■ THE EXERCISE: Count the lines in the data below where the string "this" occurs, please, and give the number alone.

:: LISTED RECORDS ::

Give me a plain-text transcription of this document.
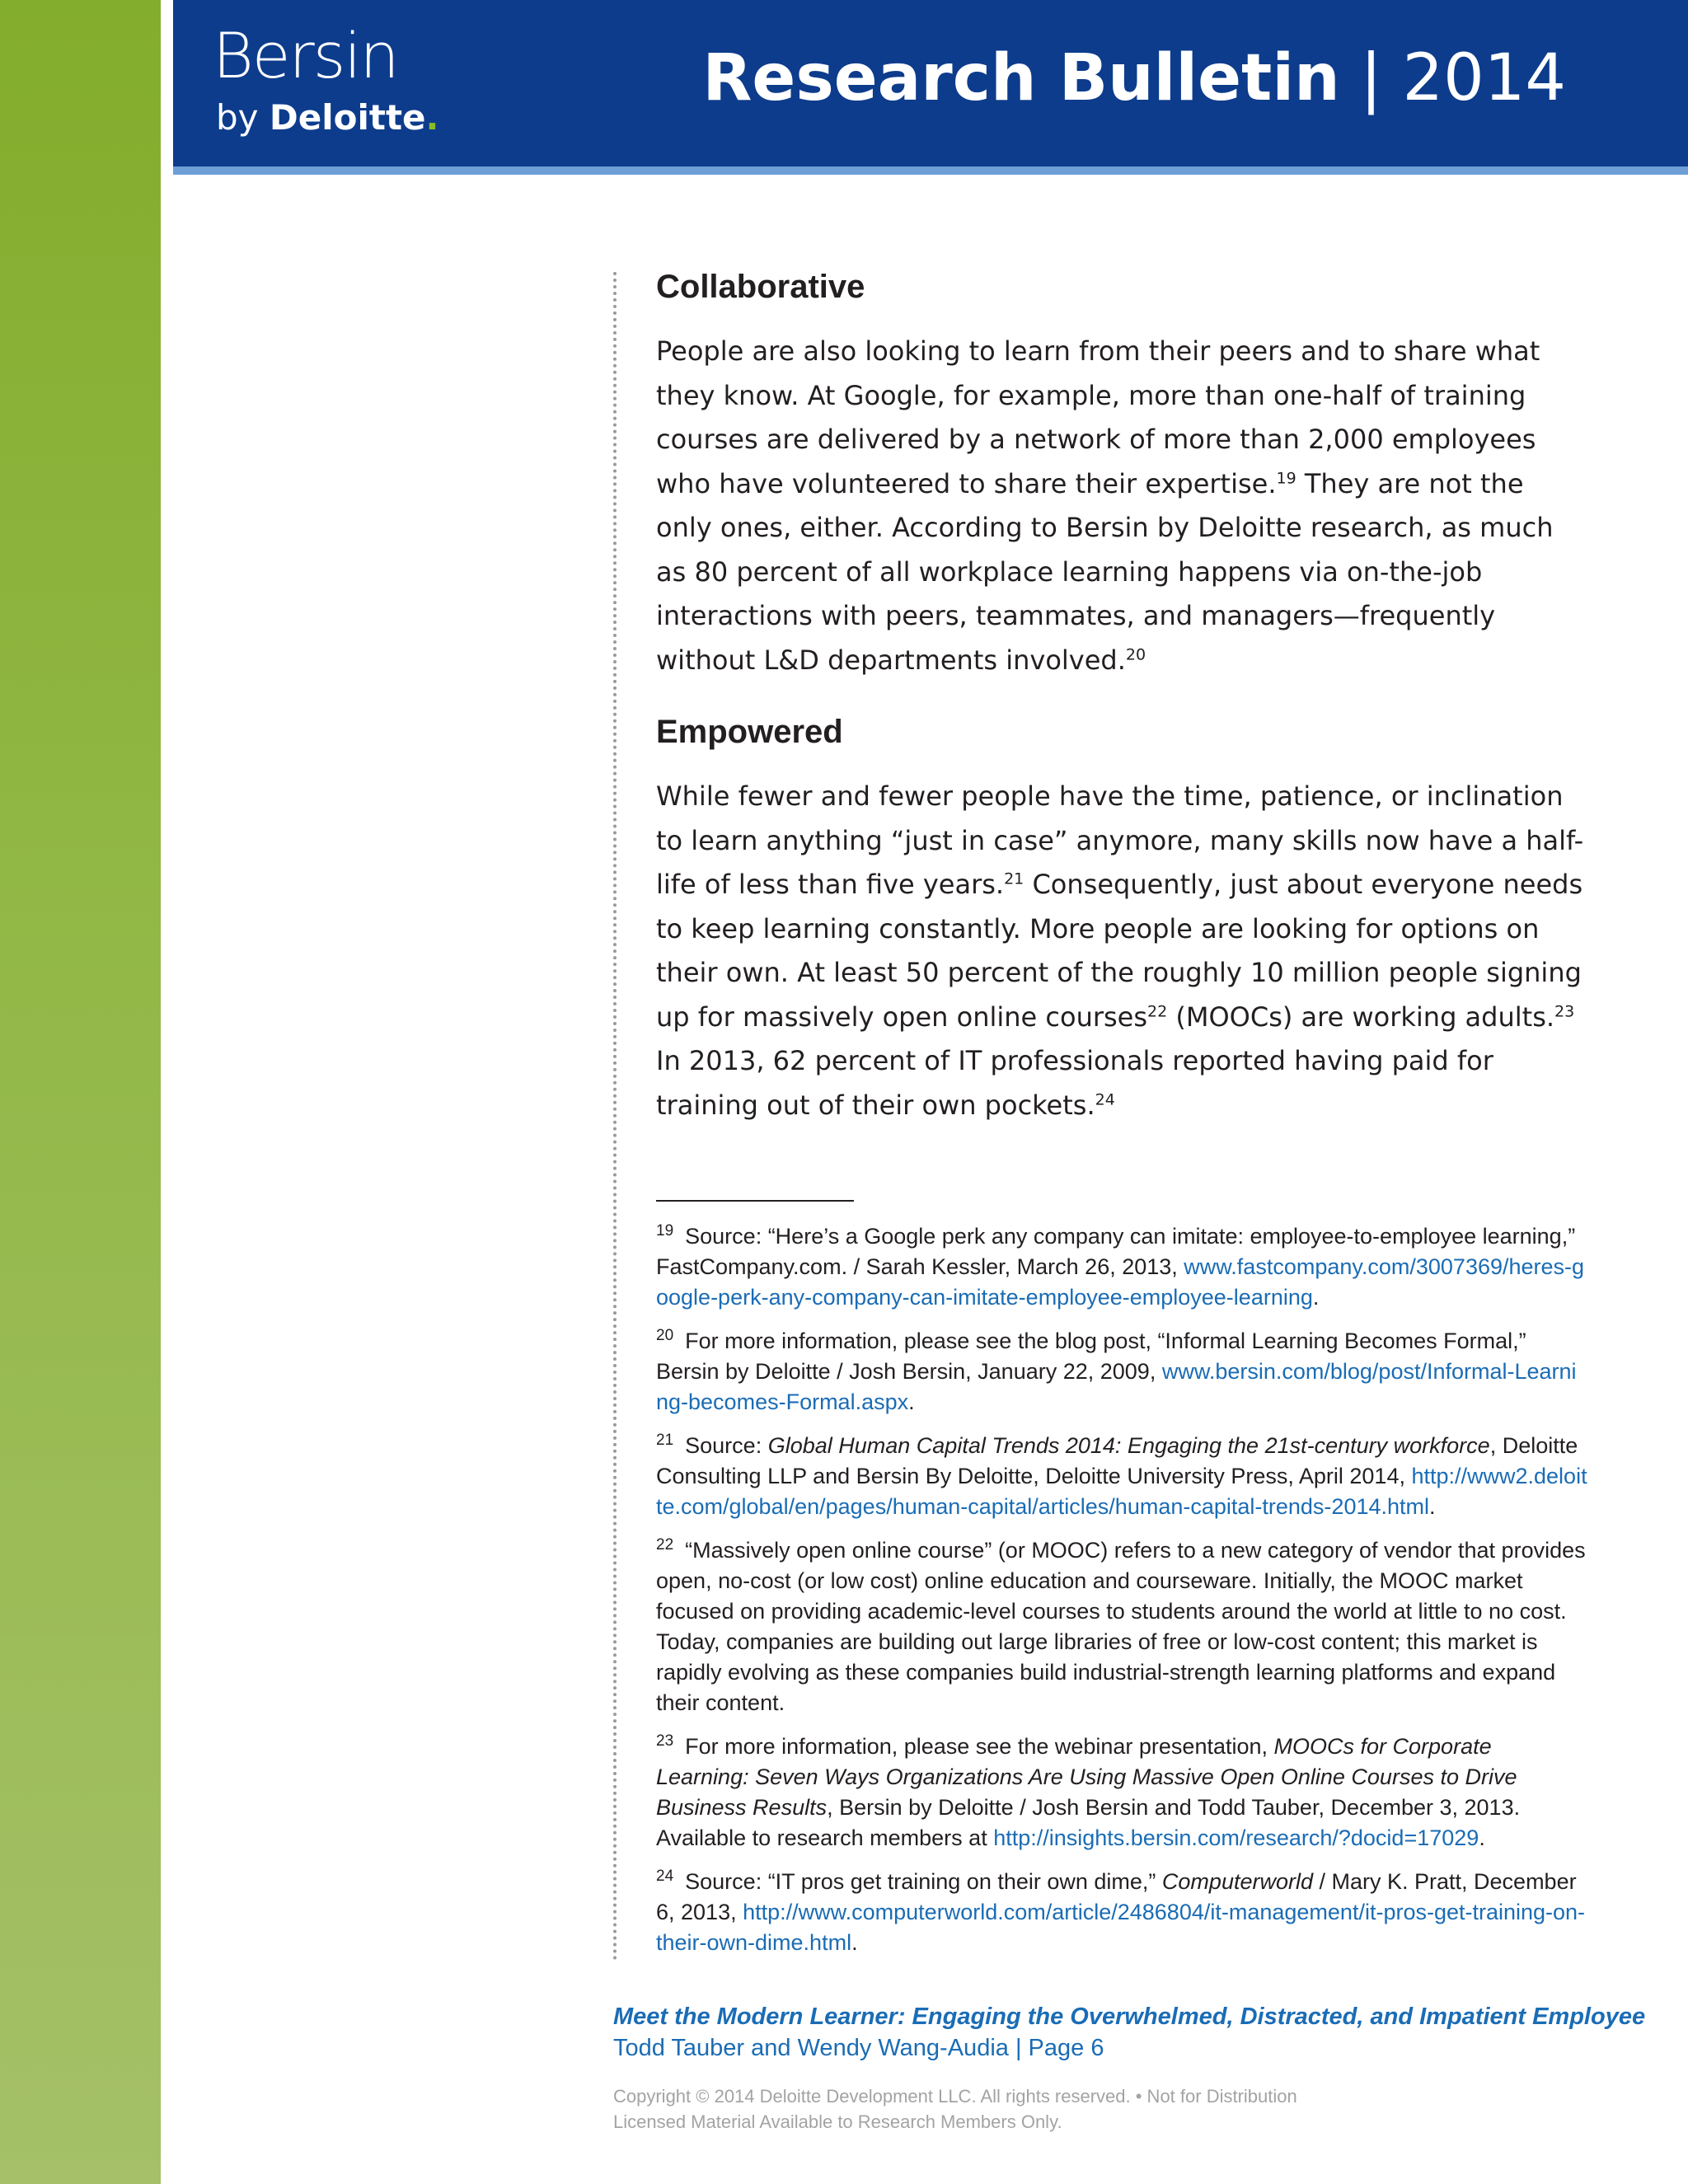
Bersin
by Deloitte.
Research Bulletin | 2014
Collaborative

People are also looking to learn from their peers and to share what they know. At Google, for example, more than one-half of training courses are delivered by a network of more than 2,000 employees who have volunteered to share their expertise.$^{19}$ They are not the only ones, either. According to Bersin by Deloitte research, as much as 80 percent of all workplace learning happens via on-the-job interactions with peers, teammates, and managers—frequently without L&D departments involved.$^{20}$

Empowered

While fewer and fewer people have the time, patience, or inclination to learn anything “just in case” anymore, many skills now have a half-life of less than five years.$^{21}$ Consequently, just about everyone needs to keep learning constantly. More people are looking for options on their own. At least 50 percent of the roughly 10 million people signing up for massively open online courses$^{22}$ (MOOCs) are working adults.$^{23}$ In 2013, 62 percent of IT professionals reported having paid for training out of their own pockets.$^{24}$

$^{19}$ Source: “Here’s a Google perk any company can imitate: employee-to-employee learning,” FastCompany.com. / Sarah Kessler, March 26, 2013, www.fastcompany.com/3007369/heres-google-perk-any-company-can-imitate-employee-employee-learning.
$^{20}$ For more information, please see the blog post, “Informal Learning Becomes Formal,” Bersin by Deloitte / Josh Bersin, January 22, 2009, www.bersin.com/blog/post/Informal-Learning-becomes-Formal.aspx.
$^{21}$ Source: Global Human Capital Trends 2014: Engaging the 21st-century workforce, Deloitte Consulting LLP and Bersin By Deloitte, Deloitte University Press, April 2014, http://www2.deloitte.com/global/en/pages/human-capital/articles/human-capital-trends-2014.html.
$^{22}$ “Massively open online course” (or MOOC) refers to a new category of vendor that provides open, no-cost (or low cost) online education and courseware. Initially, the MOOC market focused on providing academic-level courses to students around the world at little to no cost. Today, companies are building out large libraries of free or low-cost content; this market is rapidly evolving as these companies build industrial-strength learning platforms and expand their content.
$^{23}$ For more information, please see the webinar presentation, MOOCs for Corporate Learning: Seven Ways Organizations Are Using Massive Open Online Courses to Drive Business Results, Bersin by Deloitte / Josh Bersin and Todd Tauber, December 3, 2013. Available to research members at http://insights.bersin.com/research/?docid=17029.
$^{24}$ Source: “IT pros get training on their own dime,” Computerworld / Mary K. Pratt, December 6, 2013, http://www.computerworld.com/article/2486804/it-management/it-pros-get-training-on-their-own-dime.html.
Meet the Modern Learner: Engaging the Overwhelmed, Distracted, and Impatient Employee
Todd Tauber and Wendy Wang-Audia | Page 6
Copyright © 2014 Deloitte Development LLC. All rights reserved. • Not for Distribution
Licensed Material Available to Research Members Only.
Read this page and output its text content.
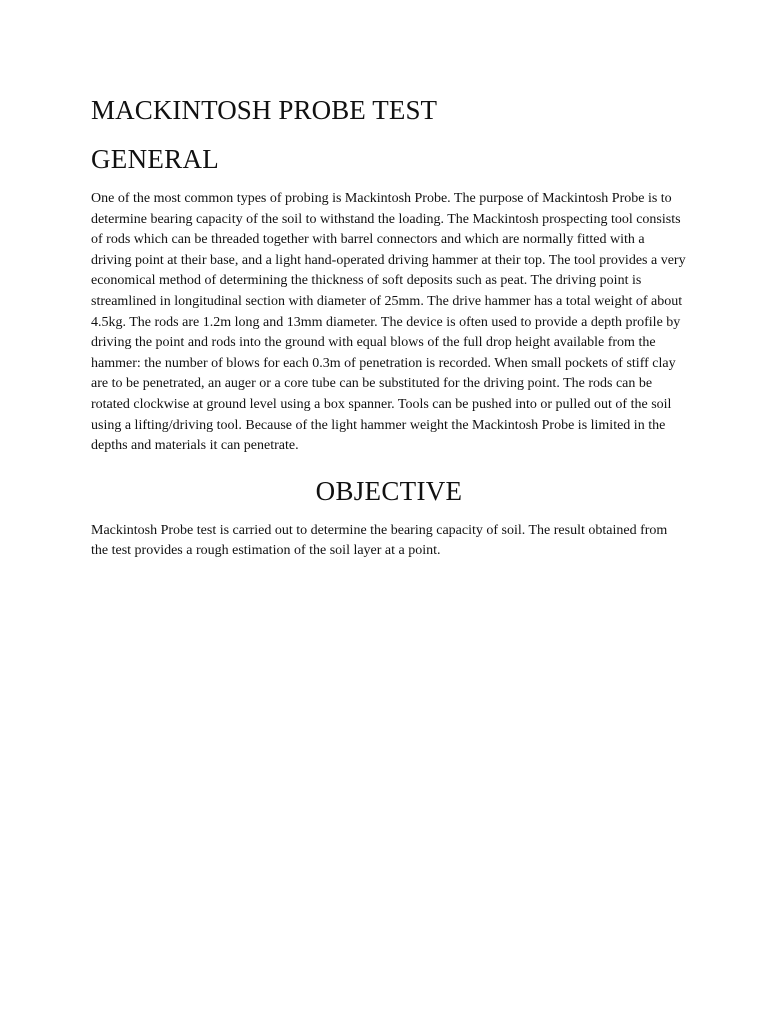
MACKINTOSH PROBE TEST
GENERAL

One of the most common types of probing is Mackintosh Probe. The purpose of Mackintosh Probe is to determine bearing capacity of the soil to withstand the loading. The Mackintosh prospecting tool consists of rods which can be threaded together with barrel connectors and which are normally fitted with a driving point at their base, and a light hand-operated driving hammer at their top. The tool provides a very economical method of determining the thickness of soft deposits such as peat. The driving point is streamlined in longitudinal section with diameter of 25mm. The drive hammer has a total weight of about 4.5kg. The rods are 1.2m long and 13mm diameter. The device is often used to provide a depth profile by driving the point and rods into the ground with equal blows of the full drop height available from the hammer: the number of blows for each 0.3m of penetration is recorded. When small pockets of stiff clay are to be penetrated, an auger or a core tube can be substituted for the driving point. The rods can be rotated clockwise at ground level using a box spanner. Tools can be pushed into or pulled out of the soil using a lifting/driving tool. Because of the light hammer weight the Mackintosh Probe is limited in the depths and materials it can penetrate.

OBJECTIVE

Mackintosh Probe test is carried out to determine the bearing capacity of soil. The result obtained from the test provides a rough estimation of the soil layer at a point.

:::

■ FINAL RESULT: 3